Saved entries
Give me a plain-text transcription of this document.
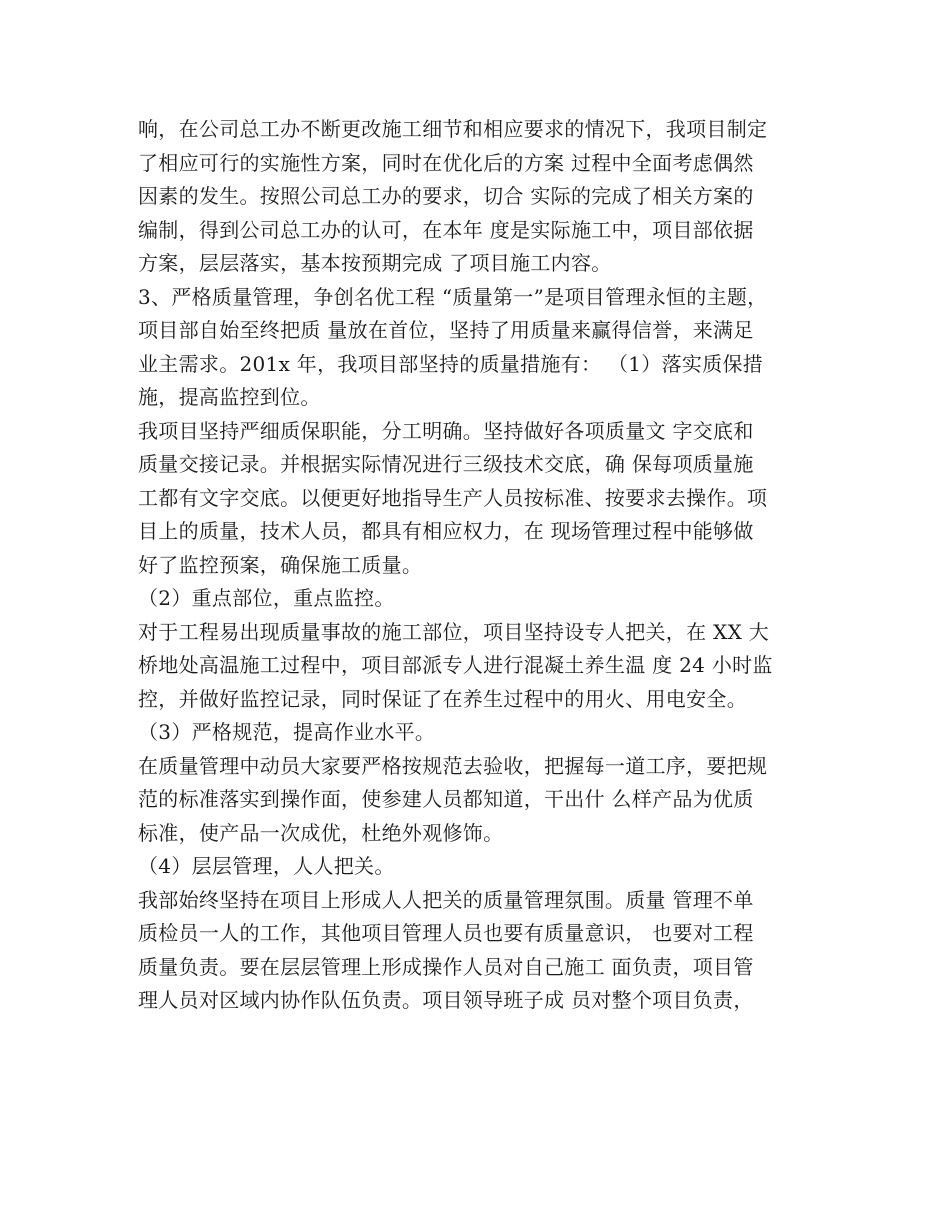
响，在公司总工办不断更改施工细节和相应要求的情况下，我项目制定
了相应可行的实施性方案，同时在优化后的方案 过程中全面考虑偶然
因素的发生。按照公司总工办的要求，切合 实际的完成了相关方案的
编制，得到公司总工办的认可，在本年 度是实际施工中，项目部依据
方案，层层落实，基本按预期完成 了项目施工内容。
3、严格质量管理，争创名优工程 “质量第一”是项目管理永恒的主题，
项目部自始至终把质 量放在首位，坚持了用质量来赢得信誉，来满足
业主需求。201x 年，我项目部坚持的质量措施有： （1）落实质保措
施，提高监控到位。
我项目坚持严细质保职能，分工明确。坚持做好各项质量文 字交底和
质量交接记录。并根据实际情况进行三级技术交底，确 保每项质量施
工都有文字交底。以便更好地指导生产人员按标准、按要求去操作。项
目上的质量，技术人员，都具有相应权力，在 现场管理过程中能够做
好了监控预案，确保施工质量。
（2）重点部位，重点监控。
对于工程易出现质量事故的施工部位，项目坚持设专人把关，在 XX 大
桥地处高温施工过程中，项目部派专人进行混凝土养生温 度 24 小时监
控，并做好监控记录，同时保证了在养生过程中的用火、用电安全。
（3）严格规范，提高作业水平。
在质量管理中动员大家要严格按规范去验收，把握每一道工序，要把规
范的标准落实到操作面，使参建人员都知道，干出什 么样产品为优质
标准，使产品一次成优，杜绝外观修饰。
（4）层层管理，人人把关。
我部始终坚持在项目上形成人人把关的质量管理氛围。质量 管理不单
质检员一人的工作，其他项目管理人员也要有质量意识， 也要对工程
质量负责。要在层层管理上形成操作人员对自己施工 面负责，项目管
理人员对区域内协作队伍负责。项目领导班子成 员对整个项目负责，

→ **JOB**
Return the listing above in full and without alteration, excluding its pictures.

→ **TASK RESPONSE**
Give me a plain-text transcription of this document.
响，在公司总工办不断更改施工细节和相应要求的情况下，我项目制定
了相应可行的实施性方案，同时在优化后的方案 过程中全面考虑偶然
因素的发生。按照公司总工办的要求，切合 实际的完成了相关方案的
编制，得到公司总工办的认可，在本年 度是实际施工中，项目部依据
方案，层层落实，基本按预期完成 了项目施工内容。
3、严格质量管理，争创名优工程 “质量第一”是项目管理永恒的主题，
项目部自始至终把质 量放在首位，坚持了用质量来赢得信誉，来满足
业主需求。201x 年，我项目部坚持的质量措施有： （1）落实质保措
施，提高监控到位。
我项目坚持严细质保职能，分工明确。坚持做好各项质量文 字交底和
质量交接记录。并根据实际情况进行三级技术交底，确 保每项质量施
工都有文字交底。以便更好地指导生产人员按标准、按要求去操作。项
目上的质量，技术人员，都具有相应权力，在 现场管理过程中能够做
好了监控预案，确保施工质量。
（2）重点部位，重点监控。
对于工程易出现质量事故的施工部位，项目坚持设专人把关，在 XX 大
桥地处高温施工过程中，项目部派专人进行混凝土养生温 度 24 小时监
控，并做好监控记录，同时保证了在养生过程中的用火、用电安全。
（3）严格规范，提高作业水平。
在质量管理中动员大家要严格按规范去验收，把握每一道工序，要把规
范的标准落实到操作面，使参建人员都知道，干出什 么样产品为优质
标准，使产品一次成优，杜绝外观修饰。
（4）层层管理，人人把关。
我部始终坚持在项目上形成人人把关的质量管理氛围。质量 管理不单
质检员一人的工作，其他项目管理人员也要有质量意识， 也要对工程
质量负责。要在层层管理上形成操作人员对自己施工 面负责，项目管
理人员对区域内协作队伍负责。项目领导班子成 员对整个项目负责，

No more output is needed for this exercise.